Excerpt =>
──────
2.                                       Forfeiture of Unvested Shares.

 

If the Participant ceases during the Vesting Period to be employed by the Company (or any subsidiary or parent thereof included in the term “Company” as defined in the Plan) for any reason (except as specifically provided in the following sentences), the Company shall automatically reacquire any of the Shares which have not vested in accordance with Section 1 (the “Unvested Shares”) as of the effective date of such cessation (the “Termination Date”).  In such event, the Participant shall forfeit such Unvested Shares unconditionally and shall have no further right or interest in such Unvested Shares unless the Company agrees in writing to waive its reacquisition right as to some or all of such Unvested Shares.  However, if (i) the Participant ceases during the Vesting Period to be so employed because of death or permanent disability (as determined in the Committee’s sole judgment) and (ii) the Company has satisfied the Performance Goal prior to such cessation of employment, then the Shares which would otherwise be treated as Unvested Shares under the preceding sentence shall instead be treated as Vested Shares. In either such event, the Participant shall forfeit such Unvested Shares unconditionally and shall have no further right or interest in such Unvested Shares unless the Company agrees in writing to waive its reacquisition right as to some or all of such Unvested Shares.

 

3.                                       Administration of Stock.

 

(a)   Concurrently with the execution hereof, the Company shall cause Solium Capital, Inc. or its successor, the Company’s registrar responsible for maintaining electronic records of the Company’s Restricted Stock (the “Administrative Agent”), to make an electronic entry, under the Participant’s name, reflecting the issuance of the Shares.  Following the vesting of any portion of the Shares, either (i) a certificate representing the applicable portion of such Shares will be issued to the Participant or (ii) such Vested Shares will be deposited into a brokerage account specified by the Participant in accordance with the terms of subsection (c) below.  During the Vesting Period and notwithstanding the fact that no certificates have been issued with respect to the Shares, the Participant shall retain during the Vesting Period the right to vote and enjoy all other rights and incidents of ownership of the Shares except as may be restricted hereunder (including, without limitation, restrictions as to cash dividends described in subsection (d) below).

 

(b)   During the Vesting Period, the Administrative Agent shall keep true and accurate records of all the Shares. The Company shall indemnify and hold harmless the Administrative Agent against any and all costs or expenses (including attorneys’ fees and expenses), judgments,

 

3



 

fines, losses, claims, damages, liabilities and amounts paid in settlement in connection with any claim, action, suit, proceeding or investigation arising out of or pertaining to this Agreement.
──────
Task list =>
A: According to the stock agreement excerpt, which firm does the Company have make the electronic entry reflecting the issuance of the Shares?
B: Format the entries of the listing from the line with "contour-west-patch-1 bbox=[240, 442, 298, 532]" to the line with "y-tick-label-5: 29° bbox=[1673, 820, 1723, 860]" as a numbered list, leaving out any blank lines.
──────
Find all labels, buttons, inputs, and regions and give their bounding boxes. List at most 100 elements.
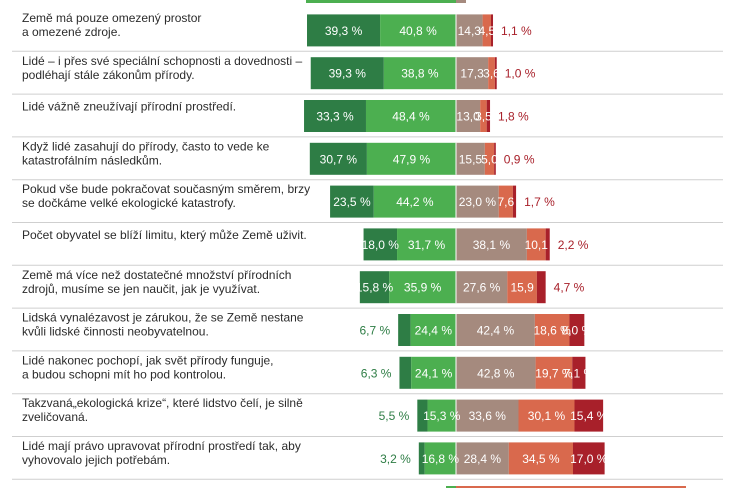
value-label: 14,3	[458, 24, 482, 38]
value-label: 19,7 %	[535, 366, 573, 380]
bar-segment	[383, 57, 456, 90]
value-label: 38,1 %	[473, 238, 511, 252]
value-label: 5,5 %	[379, 409, 410, 423]
value-label: 6,3 %	[361, 366, 392, 380]
statement-text: Země má více než dostatečné množství pří…	[22, 268, 291, 282]
value-label: 3,2 %	[380, 452, 411, 466]
edge-bar-bottom-disagree	[456, 486, 686, 488]
bar-segment	[456, 228, 527, 261]
value-label: 40,8 %	[399, 24, 437, 38]
value-label: 28,4 %	[464, 452, 502, 466]
bar-segment	[410, 314, 456, 346]
bar-segment	[526, 228, 546, 261]
value-label: 16,8 %	[422, 452, 460, 466]
value-label: 17,0 %	[570, 452, 608, 466]
bar-segment	[456, 57, 489, 90]
value-label: 33,3 %	[316, 110, 354, 124]
bar-segment	[574, 399, 604, 432]
value-label: 42,4 %	[477, 324, 515, 338]
bar-segment	[389, 271, 456, 304]
value-label: 23,0 %	[459, 195, 497, 209]
bar-segment	[411, 356, 456, 389]
bar-segment	[456, 314, 535, 346]
statement-text: Počet obyvatel se blíží limitu, který mů…	[22, 228, 307, 242]
value-label: 24,4 %	[415, 324, 453, 338]
value-label: 1,0 %	[505, 67, 536, 81]
statement-text: Lidé mají právo upravovat přírodní prost…	[22, 439, 301, 453]
value-label: 38,8 %	[401, 67, 439, 81]
edge-bar-bottom-agree	[446, 486, 456, 488]
bar-segment	[304, 100, 366, 132]
bar-segment	[486, 100, 491, 132]
edge-bar-top-agree	[306, 0, 456, 3]
value-label: 15,9	[510, 281, 534, 295]
value-label: 34,5 %	[522, 452, 560, 466]
bar-segment	[484, 142, 495, 175]
bar-segment	[572, 442, 605, 475]
value-label: 1,1 %	[501, 24, 532, 38]
value-label: 15,4 %	[570, 409, 608, 423]
value-label: 17,3	[460, 67, 484, 81]
edge-bar-top-neutral	[456, 0, 466, 3]
value-label: 35,9 %	[404, 281, 442, 295]
value-label: 48,4 %	[392, 110, 430, 124]
value-label: 18,6 %	[533, 324, 571, 338]
bar-segment	[366, 142, 456, 175]
bar-segment	[427, 399, 456, 432]
value-label: 7,6	[498, 195, 515, 209]
bar-segment	[456, 271, 508, 304]
value-label: 4,5	[478, 24, 495, 38]
statement-text: a omezené zdroje.	[22, 25, 121, 39]
bar-segment	[508, 442, 573, 475]
value-label: 31,7 %	[408, 238, 446, 252]
value-label: 39,3 %	[325, 24, 363, 38]
bar-segment	[490, 14, 494, 47]
statement-text: Země má pouze omezený prostor	[22, 11, 201, 25]
value-label: 1,7 %	[524, 195, 555, 209]
value-label: 30,7 %	[320, 152, 358, 166]
value-label: 23,5 %	[333, 195, 371, 209]
value-label: 4,7 %	[554, 281, 585, 295]
statement-text: Když lidé zasahují do přírody, často to …	[22, 139, 270, 153]
bar-segment	[545, 228, 550, 261]
bar-segment	[534, 314, 570, 346]
bar-segment	[572, 356, 586, 389]
value-label: 0,9 %	[504, 152, 535, 166]
value-label: 39,3 %	[329, 67, 367, 81]
bar-segment	[418, 442, 425, 475]
bar-segment	[359, 271, 390, 304]
bar-segment	[424, 442, 456, 475]
statement-text: Lidé vážně zneužívají přírodní prostředí…	[22, 100, 236, 114]
value-label: 27,6 %	[463, 281, 501, 295]
value-label: 8,0 %	[562, 324, 593, 338]
bar-segment	[482, 14, 491, 47]
bar-segment	[363, 228, 398, 261]
bar-segment	[307, 14, 381, 47]
bar-segment	[309, 142, 367, 175]
value-label: 5,0	[481, 152, 498, 166]
value-label: 42,8 %	[477, 366, 515, 380]
bar-segment	[417, 399, 428, 432]
statement-text: se dočkáme velké ekologické katastrofy.	[22, 196, 236, 210]
value-label: 2,2 %	[558, 238, 589, 252]
statement-text: kvůli lidské činnosti neobyvatelnou.	[22, 325, 209, 339]
bar-segment	[507, 271, 537, 304]
statement-text: Lidé nakonec pochopí, jak svět přírody f…	[22, 353, 274, 367]
bar-segment	[518, 399, 575, 432]
value-label: 47,9 %	[393, 152, 431, 166]
value-label: 3,6	[483, 67, 500, 81]
statement-text: zveličovaná.	[22, 410, 88, 424]
value-label: 30,1 %	[528, 409, 566, 423]
statement-text: Takzvaná„ekologická krize“, které lidstv…	[22, 396, 303, 410]
value-label: 7,1 %	[564, 366, 595, 380]
statement-text: Lidská vynalézavost je zárukou, že se Ze…	[22, 311, 304, 325]
bar-segment	[330, 185, 374, 218]
value-label: 1,8 %	[498, 110, 529, 124]
statement-text: a budou schopni mít ho pod kontrolou.	[22, 367, 226, 381]
bar-segment	[456, 142, 485, 175]
value-label: 15,3 %	[423, 409, 461, 423]
value-label: 15,8 %	[356, 281, 394, 295]
value-label: 33,6 %	[469, 409, 507, 423]
bar-segment	[456, 442, 509, 475]
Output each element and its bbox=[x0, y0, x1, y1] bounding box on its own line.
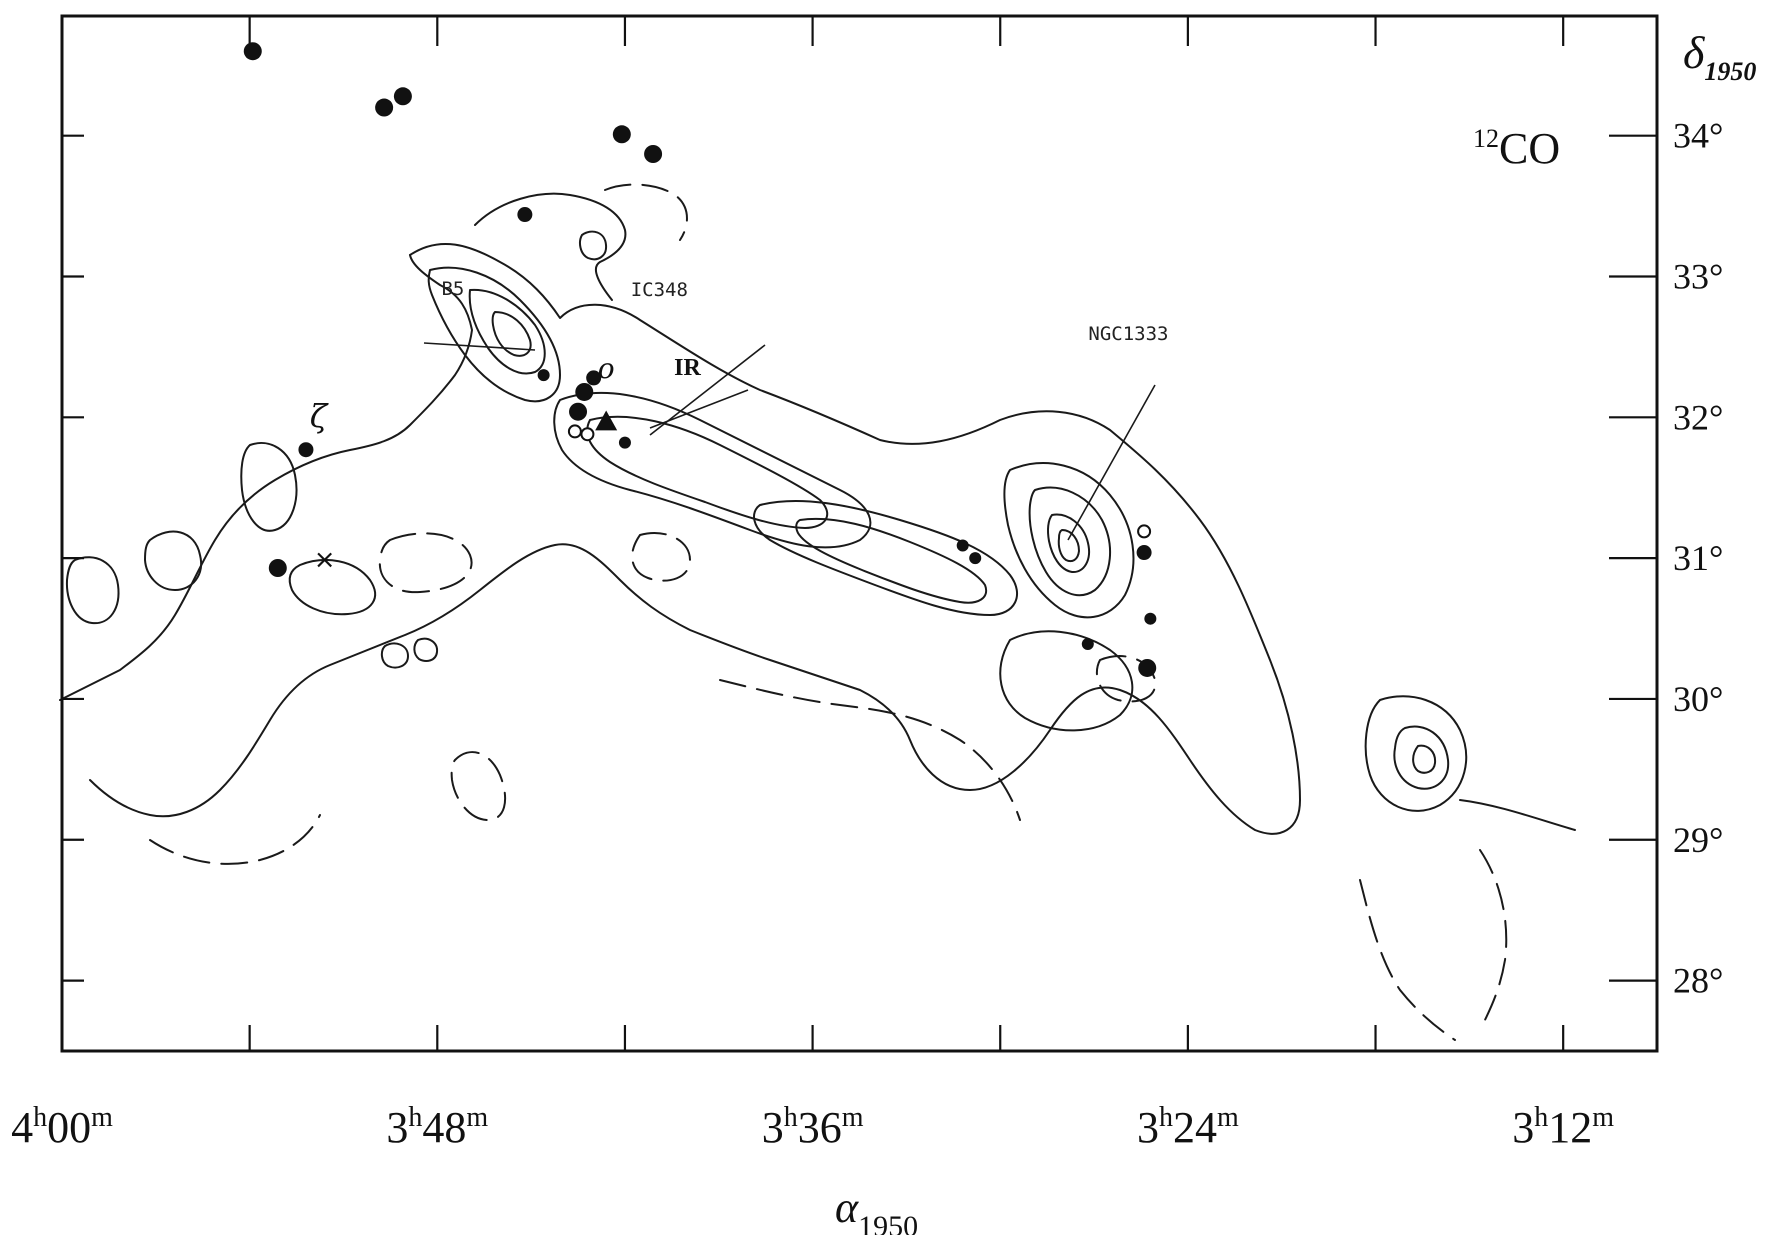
contour-west-patch-1 bbox=[240, 442, 298, 532]
contour-east-dashed-2 bbox=[1479, 849, 1508, 1031]
y-tick-label-6: 28° bbox=[1673, 961, 1723, 1001]
star-marker-12 bbox=[268, 559, 287, 577]
contour-ring-west bbox=[144, 530, 203, 591]
contour-outer-west bbox=[59, 254, 473, 701]
x-tick-labels: 4h00m 3h48m 3h36m 3h24m 3h12m bbox=[11, 1102, 1614, 1152]
y-tick-label-4: 30° bbox=[1673, 679, 1723, 719]
x-tick-label-1: 3h48m bbox=[386, 1102, 488, 1152]
y-tick-label-5: 29° bbox=[1673, 820, 1723, 860]
star-marker-3 bbox=[612, 125, 631, 144]
object-label-6: × bbox=[314, 545, 336, 575]
y-tick-marks bbox=[62, 134, 1657, 982]
contour-layer bbox=[59, 183, 1576, 1041]
contour-small-2 bbox=[413, 637, 439, 662]
contour-north-dashed bbox=[604, 183, 688, 241]
contour-north-1 bbox=[474, 192, 627, 301]
contour-north-2 bbox=[579, 230, 608, 261]
leader-ir bbox=[649, 389, 749, 429]
object-label-0: B5 bbox=[441, 278, 464, 300]
contour-small-1 bbox=[380, 642, 409, 669]
contour-south-long-dashed bbox=[719, 679, 1021, 821]
contour-east-3 bbox=[1412, 744, 1437, 774]
x-tick-marks bbox=[60, 16, 1565, 1051]
star-marker-15 bbox=[1136, 545, 1152, 561]
open-marker-2 bbox=[1137, 524, 1152, 539]
object-label-2: IR bbox=[674, 355, 701, 381]
contour-south-lobe bbox=[999, 630, 1134, 732]
contour-east-1 bbox=[1364, 695, 1468, 812]
contour-west-dashed-2 bbox=[631, 532, 691, 582]
star-marker-10 bbox=[618, 436, 631, 449]
star-marker-18 bbox=[1138, 658, 1157, 677]
open-marker-1 bbox=[580, 427, 595, 442]
contour-west-dashed-1 bbox=[378, 532, 473, 594]
open-marker-0 bbox=[567, 424, 582, 439]
leader-ngc1333 bbox=[1067, 384, 1156, 541]
contour-ic348-2 bbox=[586, 415, 829, 529]
leader-b5 bbox=[423, 342, 536, 351]
y-axis-title: δ1950 bbox=[1683, 27, 1756, 86]
object-labels: B5 IC348 IR NGC1333 ζ o × bbox=[310, 278, 1169, 575]
star-marker-14 bbox=[969, 552, 982, 565]
x-tick-label-3: 3h24m bbox=[1137, 1102, 1239, 1152]
contour-island-dashed bbox=[450, 751, 507, 821]
plot-frame bbox=[60, 14, 1659, 1053]
y-tick-label-3: 31° bbox=[1673, 538, 1723, 578]
contour-b5-1 bbox=[427, 266, 561, 403]
contour-b5-2 bbox=[468, 288, 546, 375]
contour-south-dashed bbox=[1095, 655, 1157, 703]
star-marker-0 bbox=[243, 42, 262, 61]
contour-ngc1333-4 bbox=[1057, 529, 1080, 563]
contour-east-2 bbox=[1393, 725, 1450, 790]
star-marker-1 bbox=[375, 98, 394, 117]
tracer-label: 12CO bbox=[1473, 124, 1560, 173]
contour-ngc1333-2 bbox=[1028, 486, 1112, 597]
contour-east-tail bbox=[1459, 799, 1576, 831]
x-tick-label-4: 3h12m bbox=[1512, 1102, 1614, 1152]
triangle-marker-0 bbox=[595, 410, 618, 431]
star-marker-7 bbox=[537, 369, 550, 382]
contour-b5-3 bbox=[491, 311, 532, 357]
x-tick-label-0: 4h00m bbox=[11, 1102, 113, 1152]
object-label-1: IC348 bbox=[631, 279, 688, 301]
y-tick-label-0: 34° bbox=[1673, 116, 1723, 156]
contour-central-1 bbox=[753, 500, 1019, 616]
contour-ic348-1 bbox=[553, 391, 872, 549]
object-label-5: o bbox=[598, 352, 615, 385]
star-marker-8 bbox=[575, 382, 594, 401]
y-tick-labels: 34° 33° 32° 31° 30° 29° 28° bbox=[1673, 116, 1723, 1001]
contour-central-2 bbox=[795, 517, 988, 604]
x-axis-title: α1950 bbox=[835, 1183, 918, 1235]
contour-ngc1333-3 bbox=[1047, 513, 1090, 574]
contour-west-patch-3 bbox=[65, 556, 120, 625]
y-tick-label-1: 33° bbox=[1673, 257, 1723, 297]
contour-ngc1333-1 bbox=[1003, 462, 1135, 619]
leader-lines bbox=[423, 342, 1156, 541]
star-marker-5 bbox=[517, 207, 533, 223]
star-marker-17 bbox=[1081, 638, 1094, 651]
y-tick-label-2: 32° bbox=[1673, 397, 1723, 437]
star-markers bbox=[243, 42, 1157, 677]
contour-west-patch-2 bbox=[288, 559, 376, 616]
object-label-4: ζ bbox=[310, 397, 329, 435]
contour-east-dashed-1 bbox=[1359, 879, 1456, 1041]
star-marker-13 bbox=[956, 539, 969, 552]
star-marker-6 bbox=[586, 370, 602, 386]
contour-southwest-dashed bbox=[149, 814, 321, 865]
star-marker-16 bbox=[1144, 612, 1157, 625]
star-marker-2 bbox=[393, 87, 412, 106]
object-label-3: NGC1333 bbox=[1088, 323, 1168, 345]
contour-outer bbox=[89, 242, 1301, 835]
x-tick-label-2: 3h36m bbox=[762, 1102, 864, 1152]
star-marker-11 bbox=[298, 442, 314, 458]
star-marker-9 bbox=[569, 402, 588, 421]
star-marker-4 bbox=[644, 145, 663, 163]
──────
Results in order =>
A: Solium Capital, Inc. or its successor, the Company’s registrar, referred to as the Administrative Agent.

B:
1. contour-west-patch-1 bbox=[240, 442, 298, 532]
2. contour-east-dashed-2 bbox=[1479, 849, 1508, 1031]
3. y-tick-label-6: 28° bbox=[1673, 961, 1723, 1001]
4. star-marker-12 bbox=[268, 559, 287, 577]
5. contour-ring-west bbox=[144, 530, 203, 591]
6. contour-outer-west bbox=[59, 254, 473, 701]
7. x-tick-labels: 4h00m 3h48m 3h36m 3h24m 3h12m bbox=[11, 1102, 1614, 1152]
8. y-tick-label-4: 30° bbox=[1673, 679, 1723, 719]
9. x-tick-label-1: 3h48m bbox=[386, 1102, 488, 1152]
10. y-tick-label-5: 29° bbox=[1673, 820, 1723, 860]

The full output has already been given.